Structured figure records
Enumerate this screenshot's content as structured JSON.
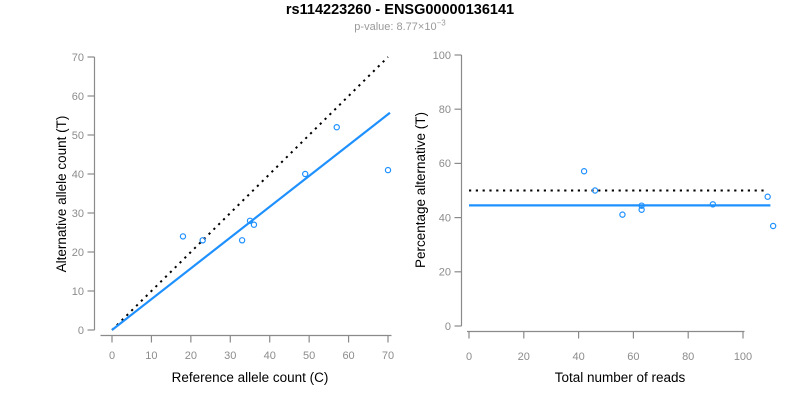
{
  "title": "rs114223260 - ENSG00000136141",
  "subtitle": {
    "base": "p-value: 8.77×10",
    "exponent": "−3"
  },
  "colors": {
    "accent_blue": "#1e90ff",
    "reference_line_black": "#000000",
    "axis_gray": "#8a8a8a",
    "tick_label_gray": "#8c8c8c",
    "axis_title_black": "#000000",
    "subtitle_gray": "#9a9a9a",
    "background": "#ffffff"
  },
  "chart_data": [
    {
      "type": "scatter",
      "panel": "left",
      "xlabel": "Reference allele count (C)",
      "ylabel": "Alternative allele count (T)",
      "xlim": [
        0,
        70
      ],
      "ylim": [
        0,
        70
      ],
      "xticks": [
        0,
        10,
        20,
        30,
        40,
        50,
        60,
        70
      ],
      "yticks": [
        0,
        10,
        20,
        30,
        40,
        50,
        60,
        70
      ],
      "grid": false,
      "legend": null,
      "points": [
        [
          18,
          24
        ],
        [
          23,
          23
        ],
        [
          33,
          23
        ],
        [
          35,
          28
        ],
        [
          36,
          27
        ],
        [
          49,
          40
        ],
        [
          57,
          52
        ],
        [
          70,
          41
        ]
      ],
      "lines": [
        {
          "name": "identity-line",
          "style": "dotted",
          "color": "#000000",
          "from": [
            0,
            0
          ],
          "to": [
            70,
            70
          ]
        },
        {
          "name": "fit-line",
          "style": "solid",
          "color": "#1e90ff",
          "from": [
            0,
            0
          ],
          "to": [
            70.5,
            55.7
          ]
        }
      ]
    },
    {
      "type": "scatter",
      "panel": "right",
      "xlabel": "Total number of reads",
      "ylabel": "Percentage alternative (T)",
      "xlim": [
        0,
        100
      ],
      "ylim": [
        0,
        100
      ],
      "xticks": [
        0,
        20,
        40,
        60,
        80,
        100
      ],
      "yticks": [
        0,
        20,
        40,
        60,
        80,
        100
      ],
      "grid": false,
      "legend": null,
      "points": [
        [
          42,
          57.1
        ],
        [
          46,
          50.0
        ],
        [
          56,
          41.1
        ],
        [
          63,
          44.4
        ],
        [
          63,
          42.9
        ],
        [
          89,
          44.9
        ],
        [
          109,
          47.7
        ],
        [
          111,
          36.9
        ]
      ],
      "lines": [
        {
          "name": "fifty-percent-line",
          "style": "dotted",
          "color": "#000000",
          "from": [
            0,
            50
          ],
          "to": [
            108.5,
            50
          ]
        },
        {
          "name": "mean-percentage-line",
          "style": "solid",
          "color": "#1e90ff",
          "from": [
            0,
            44.5
          ],
          "to": [
            110,
            44.5
          ]
        }
      ]
    }
  ]
}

GIVEN EXERCISE: Print every entry exactly as written, without the pictures.

COMPLETED TASK:
Enumerate this screenshot's content as structured JSON.
{
  "title": "rs114223260 - ENSG00000136141",
  "subtitle": {
    "base": "p-value: 8.77×10",
    "exponent": "−3"
  },
  "colors": {
    "accent_blue": "#1e90ff",
    "reference_line_black": "#000000",
    "axis_gray": "#8a8a8a",
    "tick_label_gray": "#8c8c8c",
    "axis_title_black": "#000000",
    "subtitle_gray": "#9a9a9a",
    "background": "#ffffff"
  },
  "chart_data": [
    {
      "type": "scatter",
      "panel": "left",
      "xlabel": "Reference allele count (C)",
      "ylabel": "Alternative allele count (T)",
      "xlim": [
        0,
        70
      ],
      "ylim": [
        0,
        70
      ],
      "xticks": [
        0,
        10,
        20,
        30,
        40,
        50,
        60,
        70
      ],
      "yticks": [
        0,
        10,
        20,
        30,
        40,
        50,
        60,
        70
      ],
      "grid": false,
      "legend": null,
      "points": [
        [
          18,
          24
        ],
        [
          23,
          23
        ],
        [
          33,
          23
        ],
        [
          35,
          28
        ],
        [
          36,
          27
        ],
        [
          49,
          40
        ],
        [
          57,
          52
        ],
        [
          70,
          41
        ]
      ],
      "lines": [
        {
          "name": "identity-line",
          "style": "dotted",
          "color": "#000000",
          "from": [
            0,
            0
          ],
          "to": [
            70,
            70
          ]
        },
        {
          "name": "fit-line",
          "style": "solid",
          "color": "#1e90ff",
          "from": [
            0,
            0
          ],
          "to": [
            70.5,
            55.7
          ]
        }
      ]
    },
    {
      "type": "scatter",
      "panel": "right",
      "xlabel": "Total number of reads",
      "ylabel": "Percentage alternative (T)",
      "xlim": [
        0,
        100
      ],
      "ylim": [
        0,
        100
      ],
      "xticks": [
        0,
        20,
        40,
        60,
        80,
        100
      ],
      "yticks": [
        0,
        20,
        40,
        60,
        80,
        100
      ],
      "grid": false,
      "legend": null,
      "points": [
        [
          42,
          57.1
        ],
        [
          46,
          50.0
        ],
        [
          56,
          41.1
        ],
        [
          63,
          44.4
        ],
        [
          63,
          42.9
        ],
        [
          89,
          44.9
        ],
        [
          109,
          47.7
        ],
        [
          111,
          36.9
        ]
      ],
      "lines": [
        {
          "name": "fifty-percent-line",
          "style": "dotted",
          "color": "#000000",
          "from": [
            0,
            50
          ],
          "to": [
            108.5,
            50
          ]
        },
        {
          "name": "mean-percentage-line",
          "style": "solid",
          "color": "#1e90ff",
          "from": [
            0,
            44.5
          ],
          "to": [
            110,
            44.5
          ]
        }
      ]
    }
  ]
}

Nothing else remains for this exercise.